* [INSTRUCTIONS FOR THE TASK]
Report, as a bare number, how many lines of the material below contain the word "company".

* [STORED ROWS]
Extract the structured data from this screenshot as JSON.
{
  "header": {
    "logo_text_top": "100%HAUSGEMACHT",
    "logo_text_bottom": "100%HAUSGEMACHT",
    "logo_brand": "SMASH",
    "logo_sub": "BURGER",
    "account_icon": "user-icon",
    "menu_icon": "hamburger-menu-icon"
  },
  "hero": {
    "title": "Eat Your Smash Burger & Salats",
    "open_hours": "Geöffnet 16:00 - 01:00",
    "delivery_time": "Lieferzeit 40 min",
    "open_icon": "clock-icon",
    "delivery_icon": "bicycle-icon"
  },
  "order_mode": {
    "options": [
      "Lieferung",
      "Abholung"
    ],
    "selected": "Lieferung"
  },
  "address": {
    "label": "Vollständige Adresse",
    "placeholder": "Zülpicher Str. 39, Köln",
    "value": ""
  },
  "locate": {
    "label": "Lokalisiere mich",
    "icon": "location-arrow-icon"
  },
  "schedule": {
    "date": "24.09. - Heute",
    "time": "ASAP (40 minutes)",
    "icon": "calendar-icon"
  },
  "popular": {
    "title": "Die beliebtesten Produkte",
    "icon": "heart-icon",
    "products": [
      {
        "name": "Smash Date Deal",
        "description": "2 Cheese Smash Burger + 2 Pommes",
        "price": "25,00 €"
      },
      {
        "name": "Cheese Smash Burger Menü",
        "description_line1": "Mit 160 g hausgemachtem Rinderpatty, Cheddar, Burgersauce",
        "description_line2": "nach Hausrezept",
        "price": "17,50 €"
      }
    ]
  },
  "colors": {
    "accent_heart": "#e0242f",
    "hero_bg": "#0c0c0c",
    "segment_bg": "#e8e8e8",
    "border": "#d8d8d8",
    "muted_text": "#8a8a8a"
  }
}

* * *

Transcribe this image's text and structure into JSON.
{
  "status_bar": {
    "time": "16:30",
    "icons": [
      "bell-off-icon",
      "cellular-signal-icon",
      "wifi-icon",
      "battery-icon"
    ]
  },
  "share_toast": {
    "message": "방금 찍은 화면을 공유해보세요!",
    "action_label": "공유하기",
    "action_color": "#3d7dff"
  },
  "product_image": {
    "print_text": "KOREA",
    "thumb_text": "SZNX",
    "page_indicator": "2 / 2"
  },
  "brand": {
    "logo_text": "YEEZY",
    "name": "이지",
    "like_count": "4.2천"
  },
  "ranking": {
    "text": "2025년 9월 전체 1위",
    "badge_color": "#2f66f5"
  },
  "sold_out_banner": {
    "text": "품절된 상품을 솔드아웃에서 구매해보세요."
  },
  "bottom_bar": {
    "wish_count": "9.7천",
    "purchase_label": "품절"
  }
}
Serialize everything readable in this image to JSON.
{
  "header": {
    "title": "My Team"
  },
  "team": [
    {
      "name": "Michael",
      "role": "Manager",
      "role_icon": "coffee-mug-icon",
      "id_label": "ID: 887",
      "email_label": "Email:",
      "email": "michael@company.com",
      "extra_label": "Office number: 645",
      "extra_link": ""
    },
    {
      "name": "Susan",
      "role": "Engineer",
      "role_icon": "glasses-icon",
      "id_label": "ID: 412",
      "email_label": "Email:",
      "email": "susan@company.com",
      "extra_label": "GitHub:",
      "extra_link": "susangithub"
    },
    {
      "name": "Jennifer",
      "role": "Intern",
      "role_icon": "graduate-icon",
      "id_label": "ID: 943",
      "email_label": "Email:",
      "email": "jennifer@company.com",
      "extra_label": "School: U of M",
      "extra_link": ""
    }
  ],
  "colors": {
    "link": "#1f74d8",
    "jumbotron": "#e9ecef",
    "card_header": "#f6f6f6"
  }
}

* [ANSWER]
3